» Problem
Wherever the word "stawek" shows up in a line, please copy that line.

» Dataset entries
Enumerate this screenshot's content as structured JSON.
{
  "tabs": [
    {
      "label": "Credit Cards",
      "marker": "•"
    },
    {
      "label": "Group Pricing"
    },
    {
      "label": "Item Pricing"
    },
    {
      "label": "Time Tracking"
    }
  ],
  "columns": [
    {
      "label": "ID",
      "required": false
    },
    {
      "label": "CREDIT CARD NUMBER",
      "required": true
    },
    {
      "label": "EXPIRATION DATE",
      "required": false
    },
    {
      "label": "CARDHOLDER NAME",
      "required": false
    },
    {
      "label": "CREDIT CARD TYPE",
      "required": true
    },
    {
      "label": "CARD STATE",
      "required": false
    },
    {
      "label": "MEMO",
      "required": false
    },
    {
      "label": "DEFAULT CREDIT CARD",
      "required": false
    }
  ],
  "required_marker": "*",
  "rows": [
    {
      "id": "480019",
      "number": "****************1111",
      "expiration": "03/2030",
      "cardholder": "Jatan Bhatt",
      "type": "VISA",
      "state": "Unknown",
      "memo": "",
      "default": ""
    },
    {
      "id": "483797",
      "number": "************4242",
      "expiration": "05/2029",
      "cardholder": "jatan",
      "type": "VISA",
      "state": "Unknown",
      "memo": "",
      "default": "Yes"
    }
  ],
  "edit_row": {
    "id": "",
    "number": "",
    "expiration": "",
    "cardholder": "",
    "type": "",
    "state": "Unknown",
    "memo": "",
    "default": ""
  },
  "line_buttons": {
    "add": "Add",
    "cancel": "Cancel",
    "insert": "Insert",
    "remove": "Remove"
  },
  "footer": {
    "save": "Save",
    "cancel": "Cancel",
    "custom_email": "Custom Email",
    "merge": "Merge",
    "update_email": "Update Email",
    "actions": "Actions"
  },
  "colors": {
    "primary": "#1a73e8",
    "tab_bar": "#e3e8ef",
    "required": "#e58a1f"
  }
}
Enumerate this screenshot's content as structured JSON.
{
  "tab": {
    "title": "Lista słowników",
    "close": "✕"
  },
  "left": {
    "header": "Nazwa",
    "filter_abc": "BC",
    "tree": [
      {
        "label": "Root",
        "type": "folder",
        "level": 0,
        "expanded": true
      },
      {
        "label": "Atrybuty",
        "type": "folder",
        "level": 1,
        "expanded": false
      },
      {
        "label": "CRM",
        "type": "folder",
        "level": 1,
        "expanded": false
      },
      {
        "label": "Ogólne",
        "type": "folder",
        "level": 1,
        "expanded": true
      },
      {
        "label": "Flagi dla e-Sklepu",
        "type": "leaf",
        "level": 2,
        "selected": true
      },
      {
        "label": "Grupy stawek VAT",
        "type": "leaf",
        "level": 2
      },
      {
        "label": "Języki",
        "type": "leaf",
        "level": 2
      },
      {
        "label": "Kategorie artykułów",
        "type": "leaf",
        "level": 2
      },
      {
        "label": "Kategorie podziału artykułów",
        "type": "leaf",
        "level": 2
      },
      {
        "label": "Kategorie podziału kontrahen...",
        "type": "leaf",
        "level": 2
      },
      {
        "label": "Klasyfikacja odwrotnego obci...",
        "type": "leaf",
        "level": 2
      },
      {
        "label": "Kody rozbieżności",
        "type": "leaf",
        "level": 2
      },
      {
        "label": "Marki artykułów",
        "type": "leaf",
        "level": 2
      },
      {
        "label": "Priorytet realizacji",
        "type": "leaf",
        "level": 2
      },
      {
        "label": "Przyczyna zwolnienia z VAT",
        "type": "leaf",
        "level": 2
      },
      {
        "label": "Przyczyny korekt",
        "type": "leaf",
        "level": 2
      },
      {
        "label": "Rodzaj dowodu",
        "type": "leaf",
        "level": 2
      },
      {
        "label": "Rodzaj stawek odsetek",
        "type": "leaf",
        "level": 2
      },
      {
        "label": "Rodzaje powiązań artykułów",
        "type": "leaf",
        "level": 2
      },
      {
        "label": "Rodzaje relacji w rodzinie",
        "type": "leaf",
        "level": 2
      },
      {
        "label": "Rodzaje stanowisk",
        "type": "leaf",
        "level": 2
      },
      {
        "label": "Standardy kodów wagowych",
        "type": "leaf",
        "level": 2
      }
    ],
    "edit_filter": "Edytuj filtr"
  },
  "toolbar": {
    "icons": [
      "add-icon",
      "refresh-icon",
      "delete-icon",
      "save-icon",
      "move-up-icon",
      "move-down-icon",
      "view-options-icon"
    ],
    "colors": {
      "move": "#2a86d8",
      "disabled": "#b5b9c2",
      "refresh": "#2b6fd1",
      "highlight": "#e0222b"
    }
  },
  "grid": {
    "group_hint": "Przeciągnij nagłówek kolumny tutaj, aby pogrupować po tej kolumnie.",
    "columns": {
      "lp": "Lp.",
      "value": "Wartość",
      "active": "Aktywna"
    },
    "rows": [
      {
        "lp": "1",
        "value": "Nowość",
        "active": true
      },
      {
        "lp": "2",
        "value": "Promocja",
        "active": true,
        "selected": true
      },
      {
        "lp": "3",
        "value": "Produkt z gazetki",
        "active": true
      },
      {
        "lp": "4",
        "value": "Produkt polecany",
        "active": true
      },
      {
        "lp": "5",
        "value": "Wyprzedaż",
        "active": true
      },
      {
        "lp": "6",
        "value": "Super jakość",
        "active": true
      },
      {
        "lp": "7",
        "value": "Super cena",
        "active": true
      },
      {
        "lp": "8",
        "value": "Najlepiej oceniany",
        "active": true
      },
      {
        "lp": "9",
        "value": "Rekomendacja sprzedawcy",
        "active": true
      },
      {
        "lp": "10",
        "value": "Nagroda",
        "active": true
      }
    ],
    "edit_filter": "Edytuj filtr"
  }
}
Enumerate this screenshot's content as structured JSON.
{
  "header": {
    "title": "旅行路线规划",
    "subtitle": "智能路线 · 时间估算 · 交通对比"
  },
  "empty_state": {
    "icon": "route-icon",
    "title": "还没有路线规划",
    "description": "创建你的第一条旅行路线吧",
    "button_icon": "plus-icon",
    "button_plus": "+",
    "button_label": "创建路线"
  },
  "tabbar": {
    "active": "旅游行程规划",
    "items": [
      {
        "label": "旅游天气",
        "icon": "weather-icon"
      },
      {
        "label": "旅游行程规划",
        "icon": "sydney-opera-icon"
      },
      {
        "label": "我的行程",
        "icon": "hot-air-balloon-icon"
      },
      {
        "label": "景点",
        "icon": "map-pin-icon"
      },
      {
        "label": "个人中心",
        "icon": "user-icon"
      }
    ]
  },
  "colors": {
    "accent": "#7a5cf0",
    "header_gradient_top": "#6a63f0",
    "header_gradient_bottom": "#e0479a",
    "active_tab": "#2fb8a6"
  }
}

» Answer for this exercise
        "label": "Grupy stawek VAT",
        "label": "Rodzaj stawek odsetek",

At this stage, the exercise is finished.